Write out every line below that includes the word "приема".

START SUPPLIED DATA

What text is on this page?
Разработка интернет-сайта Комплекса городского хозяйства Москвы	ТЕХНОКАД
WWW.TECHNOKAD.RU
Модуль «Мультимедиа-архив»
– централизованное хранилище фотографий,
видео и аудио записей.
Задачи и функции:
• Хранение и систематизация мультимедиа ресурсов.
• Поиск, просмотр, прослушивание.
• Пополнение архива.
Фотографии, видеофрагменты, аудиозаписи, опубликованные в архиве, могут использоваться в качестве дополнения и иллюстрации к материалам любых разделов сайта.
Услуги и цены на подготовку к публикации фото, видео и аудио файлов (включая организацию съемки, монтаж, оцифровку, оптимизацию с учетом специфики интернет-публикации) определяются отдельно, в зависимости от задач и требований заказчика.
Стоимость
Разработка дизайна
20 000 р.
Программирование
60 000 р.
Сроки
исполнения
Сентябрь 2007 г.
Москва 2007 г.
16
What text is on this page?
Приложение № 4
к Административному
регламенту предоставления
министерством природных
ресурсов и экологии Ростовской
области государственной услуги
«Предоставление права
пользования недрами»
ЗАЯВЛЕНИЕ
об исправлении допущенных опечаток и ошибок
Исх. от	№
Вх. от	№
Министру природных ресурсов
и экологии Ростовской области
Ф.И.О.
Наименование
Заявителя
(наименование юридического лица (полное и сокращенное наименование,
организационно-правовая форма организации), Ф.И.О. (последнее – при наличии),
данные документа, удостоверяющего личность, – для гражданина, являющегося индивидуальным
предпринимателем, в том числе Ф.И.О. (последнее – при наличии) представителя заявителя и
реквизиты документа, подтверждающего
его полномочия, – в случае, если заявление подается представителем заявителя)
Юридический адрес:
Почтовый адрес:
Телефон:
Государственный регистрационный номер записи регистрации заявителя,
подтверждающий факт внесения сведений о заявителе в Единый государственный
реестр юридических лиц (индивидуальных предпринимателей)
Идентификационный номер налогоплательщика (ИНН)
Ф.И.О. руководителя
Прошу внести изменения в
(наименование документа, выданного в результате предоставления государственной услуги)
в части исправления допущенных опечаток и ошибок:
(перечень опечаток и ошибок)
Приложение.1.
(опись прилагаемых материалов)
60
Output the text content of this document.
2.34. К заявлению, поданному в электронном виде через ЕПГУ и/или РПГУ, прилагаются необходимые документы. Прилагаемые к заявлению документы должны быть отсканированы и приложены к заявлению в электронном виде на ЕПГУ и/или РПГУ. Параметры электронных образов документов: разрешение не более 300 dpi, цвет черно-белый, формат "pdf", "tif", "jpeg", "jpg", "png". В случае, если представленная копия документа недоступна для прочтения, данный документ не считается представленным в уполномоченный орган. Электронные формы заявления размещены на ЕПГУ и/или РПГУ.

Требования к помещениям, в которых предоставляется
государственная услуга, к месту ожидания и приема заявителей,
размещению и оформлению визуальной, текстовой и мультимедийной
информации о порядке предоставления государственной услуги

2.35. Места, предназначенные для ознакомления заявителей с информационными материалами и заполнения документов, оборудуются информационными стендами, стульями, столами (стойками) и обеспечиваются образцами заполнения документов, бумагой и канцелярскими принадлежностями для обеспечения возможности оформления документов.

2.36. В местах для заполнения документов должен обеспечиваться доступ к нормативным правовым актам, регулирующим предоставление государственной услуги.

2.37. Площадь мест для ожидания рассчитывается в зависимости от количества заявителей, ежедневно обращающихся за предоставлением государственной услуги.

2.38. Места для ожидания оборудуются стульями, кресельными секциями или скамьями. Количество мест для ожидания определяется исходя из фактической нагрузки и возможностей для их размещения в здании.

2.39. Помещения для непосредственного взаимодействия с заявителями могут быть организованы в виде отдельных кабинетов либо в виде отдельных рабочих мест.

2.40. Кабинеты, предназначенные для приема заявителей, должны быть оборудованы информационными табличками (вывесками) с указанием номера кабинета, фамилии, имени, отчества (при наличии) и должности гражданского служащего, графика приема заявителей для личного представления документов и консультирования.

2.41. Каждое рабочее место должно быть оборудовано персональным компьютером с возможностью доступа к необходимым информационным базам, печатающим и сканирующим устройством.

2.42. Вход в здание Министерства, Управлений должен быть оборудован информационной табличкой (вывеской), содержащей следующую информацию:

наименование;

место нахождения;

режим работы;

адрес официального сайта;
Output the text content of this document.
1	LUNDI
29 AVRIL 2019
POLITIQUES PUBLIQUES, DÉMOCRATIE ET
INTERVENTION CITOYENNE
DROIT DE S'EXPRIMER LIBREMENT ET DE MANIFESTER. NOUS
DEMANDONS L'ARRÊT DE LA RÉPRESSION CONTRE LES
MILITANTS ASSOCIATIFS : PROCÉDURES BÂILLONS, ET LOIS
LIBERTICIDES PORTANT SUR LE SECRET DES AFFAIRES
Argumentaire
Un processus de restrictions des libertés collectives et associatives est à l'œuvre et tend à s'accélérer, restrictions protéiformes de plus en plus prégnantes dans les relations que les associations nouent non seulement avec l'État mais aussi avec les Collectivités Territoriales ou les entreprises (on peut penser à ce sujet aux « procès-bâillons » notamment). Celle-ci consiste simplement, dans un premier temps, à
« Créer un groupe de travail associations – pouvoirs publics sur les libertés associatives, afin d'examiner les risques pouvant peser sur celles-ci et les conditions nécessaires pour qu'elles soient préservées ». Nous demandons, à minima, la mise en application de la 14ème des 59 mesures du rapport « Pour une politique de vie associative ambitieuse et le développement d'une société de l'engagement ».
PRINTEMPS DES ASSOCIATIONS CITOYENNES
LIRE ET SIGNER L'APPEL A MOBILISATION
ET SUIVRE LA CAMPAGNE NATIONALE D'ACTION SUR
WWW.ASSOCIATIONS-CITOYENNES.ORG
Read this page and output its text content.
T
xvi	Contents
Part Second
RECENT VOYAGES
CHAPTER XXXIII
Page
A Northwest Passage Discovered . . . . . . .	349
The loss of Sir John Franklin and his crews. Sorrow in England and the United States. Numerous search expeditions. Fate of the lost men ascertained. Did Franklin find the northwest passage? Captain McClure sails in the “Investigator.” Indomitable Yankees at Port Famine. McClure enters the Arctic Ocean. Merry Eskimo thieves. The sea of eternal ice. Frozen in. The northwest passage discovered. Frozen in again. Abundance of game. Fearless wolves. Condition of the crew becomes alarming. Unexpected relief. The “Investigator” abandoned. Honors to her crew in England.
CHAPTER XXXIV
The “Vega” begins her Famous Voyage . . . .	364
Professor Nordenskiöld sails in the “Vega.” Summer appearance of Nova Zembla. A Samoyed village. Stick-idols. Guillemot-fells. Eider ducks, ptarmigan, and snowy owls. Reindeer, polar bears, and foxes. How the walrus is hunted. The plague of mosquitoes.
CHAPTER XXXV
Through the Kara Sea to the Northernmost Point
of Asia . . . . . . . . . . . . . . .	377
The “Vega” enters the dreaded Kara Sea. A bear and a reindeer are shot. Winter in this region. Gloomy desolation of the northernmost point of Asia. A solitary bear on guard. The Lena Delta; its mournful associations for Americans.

END SUPPLIED DATA

### TASK OUTPUT
государственная услуга, к месту ожидания и приема заявителей,
2.40. Кабинеты, предназначенные для приема заявителей, должны быть оборудованы информационными табличками (вывесками) с указанием номера кабинета, фамилии, имени, отчества (при наличии) и должности гражданского служащего, графика приема заявителей для личного представления документов и консультирования.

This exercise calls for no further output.